▶ WHAT TO WORK ON: Report, word for word, every line of the material that contains "тока".

Stored dataset items
▼

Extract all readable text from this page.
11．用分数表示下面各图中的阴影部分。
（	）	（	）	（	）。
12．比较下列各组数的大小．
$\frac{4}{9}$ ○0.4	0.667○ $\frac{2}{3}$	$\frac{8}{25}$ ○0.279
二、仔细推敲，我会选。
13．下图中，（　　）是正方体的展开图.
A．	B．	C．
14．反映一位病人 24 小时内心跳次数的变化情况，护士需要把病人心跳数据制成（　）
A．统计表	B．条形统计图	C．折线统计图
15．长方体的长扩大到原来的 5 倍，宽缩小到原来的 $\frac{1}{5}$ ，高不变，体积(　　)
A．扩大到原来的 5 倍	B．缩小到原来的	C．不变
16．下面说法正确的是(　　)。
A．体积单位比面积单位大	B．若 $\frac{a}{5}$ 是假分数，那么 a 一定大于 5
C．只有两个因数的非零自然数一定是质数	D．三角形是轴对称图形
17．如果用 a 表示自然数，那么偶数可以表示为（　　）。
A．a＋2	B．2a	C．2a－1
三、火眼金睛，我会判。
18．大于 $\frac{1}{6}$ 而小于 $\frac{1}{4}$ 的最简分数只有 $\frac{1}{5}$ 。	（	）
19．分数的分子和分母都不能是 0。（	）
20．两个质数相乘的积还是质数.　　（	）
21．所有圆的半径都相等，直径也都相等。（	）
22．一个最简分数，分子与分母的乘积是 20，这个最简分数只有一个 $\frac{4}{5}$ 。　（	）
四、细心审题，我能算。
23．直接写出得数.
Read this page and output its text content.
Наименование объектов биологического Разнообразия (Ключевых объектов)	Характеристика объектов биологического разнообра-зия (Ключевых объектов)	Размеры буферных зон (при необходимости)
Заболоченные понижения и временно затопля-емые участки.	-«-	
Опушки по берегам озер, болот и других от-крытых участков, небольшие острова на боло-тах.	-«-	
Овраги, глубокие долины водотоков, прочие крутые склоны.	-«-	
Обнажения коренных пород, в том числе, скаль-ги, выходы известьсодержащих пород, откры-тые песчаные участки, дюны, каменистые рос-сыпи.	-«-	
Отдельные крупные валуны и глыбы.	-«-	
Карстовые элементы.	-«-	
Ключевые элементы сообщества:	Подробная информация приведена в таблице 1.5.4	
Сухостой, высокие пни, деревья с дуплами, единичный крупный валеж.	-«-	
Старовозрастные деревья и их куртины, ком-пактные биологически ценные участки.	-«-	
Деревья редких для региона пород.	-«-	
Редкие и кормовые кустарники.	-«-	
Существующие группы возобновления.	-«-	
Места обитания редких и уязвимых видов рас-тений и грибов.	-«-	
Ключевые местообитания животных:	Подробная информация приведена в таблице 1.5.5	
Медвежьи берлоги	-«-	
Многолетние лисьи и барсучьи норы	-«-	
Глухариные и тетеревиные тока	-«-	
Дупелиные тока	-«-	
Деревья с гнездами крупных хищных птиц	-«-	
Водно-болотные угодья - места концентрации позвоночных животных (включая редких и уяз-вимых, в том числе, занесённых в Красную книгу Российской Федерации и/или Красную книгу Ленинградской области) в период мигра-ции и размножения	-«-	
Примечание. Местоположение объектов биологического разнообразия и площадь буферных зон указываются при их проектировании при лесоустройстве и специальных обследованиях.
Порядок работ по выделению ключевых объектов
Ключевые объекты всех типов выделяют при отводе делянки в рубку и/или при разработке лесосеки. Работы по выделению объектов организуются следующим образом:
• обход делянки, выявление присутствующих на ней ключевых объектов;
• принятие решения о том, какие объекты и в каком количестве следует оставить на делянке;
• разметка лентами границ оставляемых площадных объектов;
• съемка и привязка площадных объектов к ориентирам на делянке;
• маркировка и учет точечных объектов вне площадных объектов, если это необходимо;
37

▲

▶ FINISHED ANSWER:
Глухариные и тетеревиные тока	-«-	
Дупелиные тока	-«-	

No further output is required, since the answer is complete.